_PROBLEM REQUIREMENTS:_ Work out the number of lines containing "调整安全级别". Answer with nothing but that number.
── DATASET EXTRACT ──
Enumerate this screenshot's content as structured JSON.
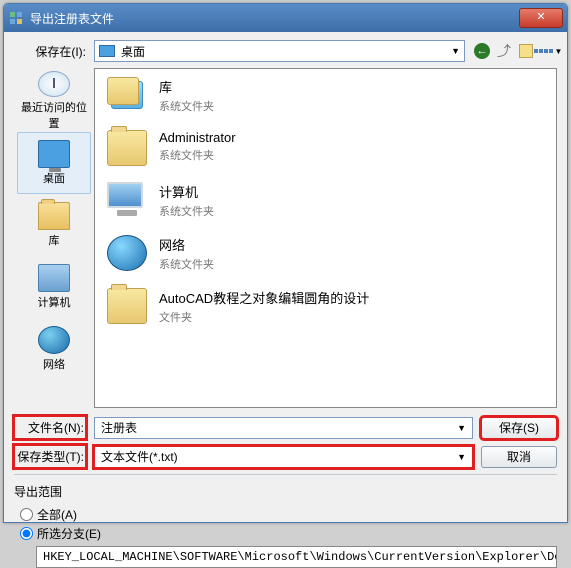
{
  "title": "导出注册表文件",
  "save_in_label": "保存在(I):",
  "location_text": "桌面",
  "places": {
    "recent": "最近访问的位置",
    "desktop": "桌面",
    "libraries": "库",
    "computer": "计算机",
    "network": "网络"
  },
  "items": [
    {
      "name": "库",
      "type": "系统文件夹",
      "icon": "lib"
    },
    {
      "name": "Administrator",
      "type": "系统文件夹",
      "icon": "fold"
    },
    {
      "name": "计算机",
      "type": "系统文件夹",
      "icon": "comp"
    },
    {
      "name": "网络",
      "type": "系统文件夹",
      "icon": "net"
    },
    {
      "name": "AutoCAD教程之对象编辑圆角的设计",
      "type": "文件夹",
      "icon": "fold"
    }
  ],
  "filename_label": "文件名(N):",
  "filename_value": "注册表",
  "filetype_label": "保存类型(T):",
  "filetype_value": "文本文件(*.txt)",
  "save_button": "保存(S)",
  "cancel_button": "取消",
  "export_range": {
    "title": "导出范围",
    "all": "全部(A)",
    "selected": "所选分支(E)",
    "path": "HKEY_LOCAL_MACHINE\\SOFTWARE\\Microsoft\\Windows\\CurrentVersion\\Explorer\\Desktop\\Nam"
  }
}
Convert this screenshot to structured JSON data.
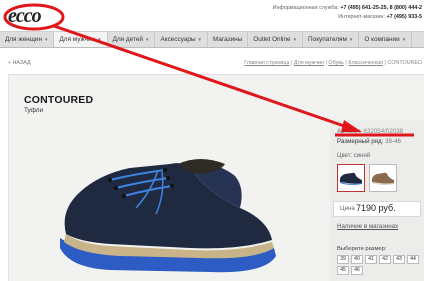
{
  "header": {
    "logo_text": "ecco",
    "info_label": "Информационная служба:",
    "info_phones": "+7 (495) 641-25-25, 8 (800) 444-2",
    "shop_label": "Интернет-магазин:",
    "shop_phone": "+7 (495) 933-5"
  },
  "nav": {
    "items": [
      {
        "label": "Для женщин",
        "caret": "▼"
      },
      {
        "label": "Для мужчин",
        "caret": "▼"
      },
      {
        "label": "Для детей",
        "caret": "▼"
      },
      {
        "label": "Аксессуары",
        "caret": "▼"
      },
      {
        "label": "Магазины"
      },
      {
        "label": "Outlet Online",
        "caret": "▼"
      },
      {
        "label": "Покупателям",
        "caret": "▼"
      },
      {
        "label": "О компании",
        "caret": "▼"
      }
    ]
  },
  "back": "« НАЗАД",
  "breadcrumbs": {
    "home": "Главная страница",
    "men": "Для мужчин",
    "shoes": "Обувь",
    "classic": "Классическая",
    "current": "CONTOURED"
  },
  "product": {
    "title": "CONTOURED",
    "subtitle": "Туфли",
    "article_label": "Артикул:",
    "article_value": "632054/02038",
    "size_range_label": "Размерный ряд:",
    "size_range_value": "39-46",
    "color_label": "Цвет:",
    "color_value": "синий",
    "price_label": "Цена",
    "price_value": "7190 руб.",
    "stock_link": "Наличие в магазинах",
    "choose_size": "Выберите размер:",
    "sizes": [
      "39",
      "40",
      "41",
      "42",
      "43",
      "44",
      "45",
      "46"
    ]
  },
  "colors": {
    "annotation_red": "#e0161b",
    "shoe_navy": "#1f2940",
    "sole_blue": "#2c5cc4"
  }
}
───
── DATASET EXTRACT ──
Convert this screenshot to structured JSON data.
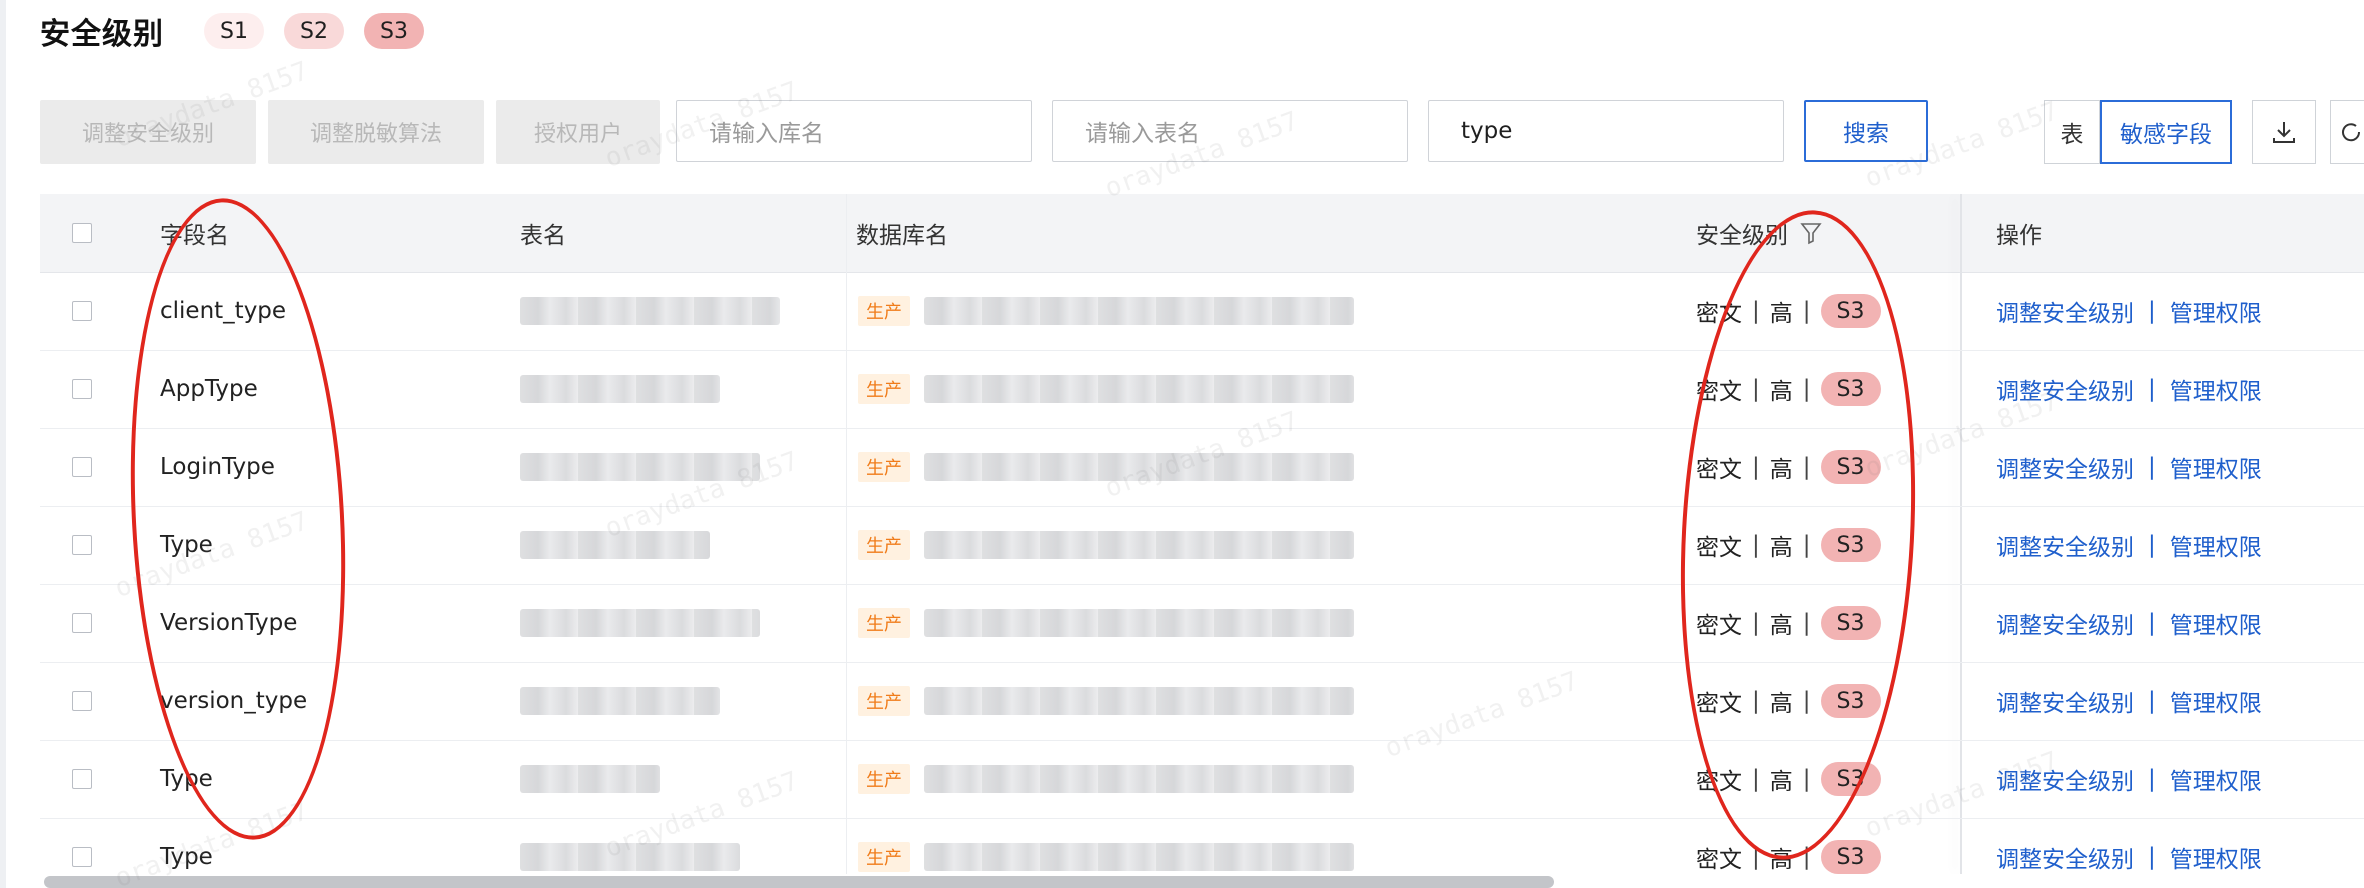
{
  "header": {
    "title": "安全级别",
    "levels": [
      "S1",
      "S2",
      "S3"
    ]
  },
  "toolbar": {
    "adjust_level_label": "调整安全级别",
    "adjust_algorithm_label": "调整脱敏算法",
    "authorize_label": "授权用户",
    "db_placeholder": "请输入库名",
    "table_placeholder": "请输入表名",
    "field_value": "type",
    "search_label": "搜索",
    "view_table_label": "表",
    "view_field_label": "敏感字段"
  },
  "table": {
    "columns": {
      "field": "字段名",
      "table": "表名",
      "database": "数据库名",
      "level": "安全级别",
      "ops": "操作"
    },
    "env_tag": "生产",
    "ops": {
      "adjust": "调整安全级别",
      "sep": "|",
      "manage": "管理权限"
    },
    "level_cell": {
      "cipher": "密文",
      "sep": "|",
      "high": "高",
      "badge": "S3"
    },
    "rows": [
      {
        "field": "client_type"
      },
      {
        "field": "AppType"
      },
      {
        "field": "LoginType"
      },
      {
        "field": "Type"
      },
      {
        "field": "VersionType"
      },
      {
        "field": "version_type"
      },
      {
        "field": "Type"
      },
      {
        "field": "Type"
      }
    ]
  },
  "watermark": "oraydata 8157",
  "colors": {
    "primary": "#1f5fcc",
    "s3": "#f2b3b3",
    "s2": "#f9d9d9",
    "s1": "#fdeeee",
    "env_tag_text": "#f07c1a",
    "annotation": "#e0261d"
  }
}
───
── DATASET EXTRACT ──
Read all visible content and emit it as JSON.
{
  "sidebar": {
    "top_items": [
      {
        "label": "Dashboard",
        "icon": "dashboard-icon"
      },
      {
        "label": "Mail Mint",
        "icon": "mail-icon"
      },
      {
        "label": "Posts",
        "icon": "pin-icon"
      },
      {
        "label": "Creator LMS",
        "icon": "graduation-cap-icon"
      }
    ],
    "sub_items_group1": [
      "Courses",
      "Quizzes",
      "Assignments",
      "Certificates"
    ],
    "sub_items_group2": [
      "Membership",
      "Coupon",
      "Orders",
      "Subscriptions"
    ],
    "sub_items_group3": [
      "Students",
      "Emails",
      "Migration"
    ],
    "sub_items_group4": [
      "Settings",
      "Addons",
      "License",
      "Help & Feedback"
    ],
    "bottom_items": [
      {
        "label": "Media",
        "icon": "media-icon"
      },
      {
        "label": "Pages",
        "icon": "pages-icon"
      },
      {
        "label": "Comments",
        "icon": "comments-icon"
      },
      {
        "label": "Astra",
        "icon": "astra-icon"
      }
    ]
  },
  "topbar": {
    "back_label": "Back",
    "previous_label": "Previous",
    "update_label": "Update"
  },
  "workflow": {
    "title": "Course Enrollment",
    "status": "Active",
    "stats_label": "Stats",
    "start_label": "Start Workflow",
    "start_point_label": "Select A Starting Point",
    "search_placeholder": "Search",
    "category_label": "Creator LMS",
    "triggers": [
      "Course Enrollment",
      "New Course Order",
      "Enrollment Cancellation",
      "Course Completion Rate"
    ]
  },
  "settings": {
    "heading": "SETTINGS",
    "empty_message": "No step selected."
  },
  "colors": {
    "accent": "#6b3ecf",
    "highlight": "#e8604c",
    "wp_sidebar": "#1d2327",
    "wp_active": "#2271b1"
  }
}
───
_COMPLETED TASK:_ 2